Rows:

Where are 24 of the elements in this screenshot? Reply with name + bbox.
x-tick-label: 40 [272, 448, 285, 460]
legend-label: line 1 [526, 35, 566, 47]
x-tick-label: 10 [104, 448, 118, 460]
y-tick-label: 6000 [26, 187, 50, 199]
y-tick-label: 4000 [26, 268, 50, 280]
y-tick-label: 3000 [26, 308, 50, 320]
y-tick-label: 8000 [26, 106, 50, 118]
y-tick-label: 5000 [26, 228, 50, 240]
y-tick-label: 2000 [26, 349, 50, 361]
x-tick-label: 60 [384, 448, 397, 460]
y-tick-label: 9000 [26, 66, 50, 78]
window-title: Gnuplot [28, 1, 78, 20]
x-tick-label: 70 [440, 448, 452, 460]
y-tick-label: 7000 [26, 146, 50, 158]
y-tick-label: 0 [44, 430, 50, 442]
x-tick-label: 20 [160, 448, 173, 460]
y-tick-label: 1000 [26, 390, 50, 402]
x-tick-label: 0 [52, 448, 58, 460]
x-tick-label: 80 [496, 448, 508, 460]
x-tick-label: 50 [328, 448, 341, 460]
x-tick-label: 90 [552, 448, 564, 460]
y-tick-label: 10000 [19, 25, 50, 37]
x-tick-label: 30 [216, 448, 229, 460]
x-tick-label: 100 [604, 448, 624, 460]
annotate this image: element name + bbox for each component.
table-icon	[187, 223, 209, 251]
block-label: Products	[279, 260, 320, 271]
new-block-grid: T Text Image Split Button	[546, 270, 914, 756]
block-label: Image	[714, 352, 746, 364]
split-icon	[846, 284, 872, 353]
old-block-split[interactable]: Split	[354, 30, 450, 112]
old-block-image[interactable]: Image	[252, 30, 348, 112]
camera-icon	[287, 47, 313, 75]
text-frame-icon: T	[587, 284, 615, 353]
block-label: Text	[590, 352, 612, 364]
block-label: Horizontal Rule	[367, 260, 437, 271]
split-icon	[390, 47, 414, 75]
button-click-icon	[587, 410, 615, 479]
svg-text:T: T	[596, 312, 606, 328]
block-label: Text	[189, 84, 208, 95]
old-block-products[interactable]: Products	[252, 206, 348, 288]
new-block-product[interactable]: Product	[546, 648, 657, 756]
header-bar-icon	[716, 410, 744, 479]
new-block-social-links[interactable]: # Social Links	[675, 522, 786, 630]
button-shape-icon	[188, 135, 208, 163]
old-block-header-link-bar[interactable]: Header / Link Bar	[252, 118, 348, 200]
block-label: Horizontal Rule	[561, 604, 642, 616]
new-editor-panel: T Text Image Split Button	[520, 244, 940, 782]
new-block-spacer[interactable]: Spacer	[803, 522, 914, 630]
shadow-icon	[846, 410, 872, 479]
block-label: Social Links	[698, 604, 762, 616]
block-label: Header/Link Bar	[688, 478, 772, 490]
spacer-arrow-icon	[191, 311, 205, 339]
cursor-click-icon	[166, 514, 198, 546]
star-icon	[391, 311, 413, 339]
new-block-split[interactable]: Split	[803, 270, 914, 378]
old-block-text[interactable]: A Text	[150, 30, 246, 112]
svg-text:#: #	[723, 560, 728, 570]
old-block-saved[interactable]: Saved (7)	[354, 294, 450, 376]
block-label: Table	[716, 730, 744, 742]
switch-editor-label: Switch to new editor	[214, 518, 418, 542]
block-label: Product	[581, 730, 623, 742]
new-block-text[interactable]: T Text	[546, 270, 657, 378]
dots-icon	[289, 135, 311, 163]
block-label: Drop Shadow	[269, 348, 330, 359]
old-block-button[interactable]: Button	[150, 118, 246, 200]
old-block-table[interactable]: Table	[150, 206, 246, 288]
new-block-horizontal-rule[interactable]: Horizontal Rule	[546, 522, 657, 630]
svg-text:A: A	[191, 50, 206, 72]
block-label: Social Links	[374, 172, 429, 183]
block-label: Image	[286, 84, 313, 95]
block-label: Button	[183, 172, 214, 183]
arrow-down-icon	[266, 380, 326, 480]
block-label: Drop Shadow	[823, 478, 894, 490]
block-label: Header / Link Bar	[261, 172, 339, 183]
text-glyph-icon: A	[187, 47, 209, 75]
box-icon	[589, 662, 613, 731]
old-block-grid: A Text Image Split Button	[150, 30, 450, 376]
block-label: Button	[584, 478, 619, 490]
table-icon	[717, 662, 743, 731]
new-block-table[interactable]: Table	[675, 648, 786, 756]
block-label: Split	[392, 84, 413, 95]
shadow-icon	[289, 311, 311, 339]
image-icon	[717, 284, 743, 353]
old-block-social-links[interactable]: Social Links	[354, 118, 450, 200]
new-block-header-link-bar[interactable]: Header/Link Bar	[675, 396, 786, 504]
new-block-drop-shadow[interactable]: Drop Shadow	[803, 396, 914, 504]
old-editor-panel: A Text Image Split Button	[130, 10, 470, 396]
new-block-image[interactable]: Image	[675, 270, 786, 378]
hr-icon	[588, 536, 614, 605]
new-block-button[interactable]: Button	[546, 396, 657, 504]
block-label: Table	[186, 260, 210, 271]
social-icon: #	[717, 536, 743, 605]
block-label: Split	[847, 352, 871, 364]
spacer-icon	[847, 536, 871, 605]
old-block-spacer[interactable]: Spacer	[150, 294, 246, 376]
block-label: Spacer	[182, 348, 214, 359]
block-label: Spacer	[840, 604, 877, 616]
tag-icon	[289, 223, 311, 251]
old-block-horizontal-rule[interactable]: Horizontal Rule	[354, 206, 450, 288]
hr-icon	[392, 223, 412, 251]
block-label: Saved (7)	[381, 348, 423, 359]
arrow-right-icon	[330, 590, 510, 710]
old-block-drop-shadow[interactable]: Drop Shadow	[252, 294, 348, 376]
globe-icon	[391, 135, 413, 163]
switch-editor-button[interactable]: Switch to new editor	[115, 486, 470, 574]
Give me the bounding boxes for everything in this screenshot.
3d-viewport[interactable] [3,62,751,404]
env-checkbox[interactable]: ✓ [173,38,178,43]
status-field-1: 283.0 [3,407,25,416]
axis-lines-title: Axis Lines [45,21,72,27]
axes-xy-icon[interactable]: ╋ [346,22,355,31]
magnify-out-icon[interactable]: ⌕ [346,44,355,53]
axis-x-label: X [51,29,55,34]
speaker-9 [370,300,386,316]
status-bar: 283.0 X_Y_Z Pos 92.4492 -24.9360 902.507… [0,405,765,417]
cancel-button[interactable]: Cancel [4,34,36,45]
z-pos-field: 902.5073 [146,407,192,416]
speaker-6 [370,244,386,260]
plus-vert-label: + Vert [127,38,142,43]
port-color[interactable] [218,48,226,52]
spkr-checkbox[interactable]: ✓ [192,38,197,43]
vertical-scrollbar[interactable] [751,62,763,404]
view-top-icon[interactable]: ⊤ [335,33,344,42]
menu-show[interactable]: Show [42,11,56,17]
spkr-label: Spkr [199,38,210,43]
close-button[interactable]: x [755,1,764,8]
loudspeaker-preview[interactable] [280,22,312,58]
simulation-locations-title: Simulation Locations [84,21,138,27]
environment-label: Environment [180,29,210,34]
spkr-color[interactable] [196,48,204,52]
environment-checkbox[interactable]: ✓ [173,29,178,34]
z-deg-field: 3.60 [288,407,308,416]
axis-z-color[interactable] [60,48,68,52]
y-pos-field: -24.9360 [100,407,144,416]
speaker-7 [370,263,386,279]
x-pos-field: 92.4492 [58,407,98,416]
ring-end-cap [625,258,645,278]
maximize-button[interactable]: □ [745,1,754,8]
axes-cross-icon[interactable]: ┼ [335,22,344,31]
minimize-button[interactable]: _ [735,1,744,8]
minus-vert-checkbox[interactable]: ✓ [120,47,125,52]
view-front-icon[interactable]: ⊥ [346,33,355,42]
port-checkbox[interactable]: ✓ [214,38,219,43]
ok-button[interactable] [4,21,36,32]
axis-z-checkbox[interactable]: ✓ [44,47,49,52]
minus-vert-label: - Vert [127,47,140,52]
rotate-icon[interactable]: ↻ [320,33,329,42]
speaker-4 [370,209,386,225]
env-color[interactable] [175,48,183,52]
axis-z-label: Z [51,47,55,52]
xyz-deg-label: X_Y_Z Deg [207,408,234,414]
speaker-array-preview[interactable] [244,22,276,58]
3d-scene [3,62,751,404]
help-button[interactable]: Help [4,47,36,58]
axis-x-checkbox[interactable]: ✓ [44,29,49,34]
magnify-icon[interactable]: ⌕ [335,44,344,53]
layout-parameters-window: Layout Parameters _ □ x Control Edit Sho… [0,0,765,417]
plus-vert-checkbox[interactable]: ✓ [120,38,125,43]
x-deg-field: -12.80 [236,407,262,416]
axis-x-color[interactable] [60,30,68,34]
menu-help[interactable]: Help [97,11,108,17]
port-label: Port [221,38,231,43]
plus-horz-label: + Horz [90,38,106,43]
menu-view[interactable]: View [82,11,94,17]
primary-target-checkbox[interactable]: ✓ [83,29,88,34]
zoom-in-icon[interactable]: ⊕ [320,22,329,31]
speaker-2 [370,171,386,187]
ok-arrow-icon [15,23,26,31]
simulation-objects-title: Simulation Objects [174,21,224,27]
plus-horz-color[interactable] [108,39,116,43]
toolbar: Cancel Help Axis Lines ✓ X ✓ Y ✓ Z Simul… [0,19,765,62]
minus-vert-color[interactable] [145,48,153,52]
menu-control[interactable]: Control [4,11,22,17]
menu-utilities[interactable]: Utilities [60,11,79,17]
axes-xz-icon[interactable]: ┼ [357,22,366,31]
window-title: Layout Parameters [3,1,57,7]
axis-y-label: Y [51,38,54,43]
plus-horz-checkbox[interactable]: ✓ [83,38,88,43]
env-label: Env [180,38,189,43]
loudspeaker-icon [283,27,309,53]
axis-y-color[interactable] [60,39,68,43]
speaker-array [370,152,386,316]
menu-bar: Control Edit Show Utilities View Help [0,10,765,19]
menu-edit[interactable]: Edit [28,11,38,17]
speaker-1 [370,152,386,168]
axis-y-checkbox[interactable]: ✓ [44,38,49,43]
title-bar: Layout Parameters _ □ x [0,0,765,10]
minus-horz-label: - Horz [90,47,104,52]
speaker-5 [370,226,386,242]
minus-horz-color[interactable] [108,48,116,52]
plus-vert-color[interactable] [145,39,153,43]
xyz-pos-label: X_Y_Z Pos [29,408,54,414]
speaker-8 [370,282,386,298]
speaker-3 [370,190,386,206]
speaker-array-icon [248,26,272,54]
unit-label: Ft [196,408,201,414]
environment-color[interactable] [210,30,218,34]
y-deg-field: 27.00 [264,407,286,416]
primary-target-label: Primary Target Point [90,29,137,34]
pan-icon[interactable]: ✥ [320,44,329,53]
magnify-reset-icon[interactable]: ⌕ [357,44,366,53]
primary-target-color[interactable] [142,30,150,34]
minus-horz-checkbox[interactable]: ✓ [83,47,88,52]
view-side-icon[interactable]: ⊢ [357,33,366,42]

Required work:
Pull out the material from its very first line through the line containing "260, 320, 271]", both ends included, and reproduce those lines word for word.

Solution to this exercise:
Where are 24 of the elements in this screenshot? Reply with name + bbox.
x-tick-label: 40 [272, 448, 285, 460]
legend-label: line 1 [526, 35, 566, 47]
x-tick-label: 10 [104, 448, 118, 460]
y-tick-label: 6000 [26, 187, 50, 199]
y-tick-label: 4000 [26, 268, 50, 280]
y-tick-label: 3000 [26, 308, 50, 320]
y-tick-label: 8000 [26, 106, 50, 118]
y-tick-label: 5000 [26, 228, 50, 240]
y-tick-label: 2000 [26, 349, 50, 361]
x-tick-label: 60 [384, 448, 397, 460]
y-tick-label: 9000 [26, 66, 50, 78]
window-title: Gnuplot [28, 1, 78, 20]
x-tick-label: 70 [440, 448, 452, 460]
y-tick-label: 7000 [26, 146, 50, 158]
y-tick-label: 0 [44, 430, 50, 442]
x-tick-label: 20 [160, 448, 173, 460]
y-tick-label: 1000 [26, 390, 50, 402]
x-tick-label: 0 [52, 448, 58, 460]
x-tick-label: 80 [496, 448, 508, 460]
x-tick-label: 50 [328, 448, 341, 460]
x-tick-label: 90 [552, 448, 564, 460]
y-tick-label: 10000 [19, 25, 50, 37]
x-tick-label: 30 [216, 448, 229, 460]
x-tick-label: 100 [604, 448, 624, 460]
annotate this image: element name + bbox for each component.
table-icon	[187, 223, 209, 251]
block-label: Products	[279, 260, 320, 271]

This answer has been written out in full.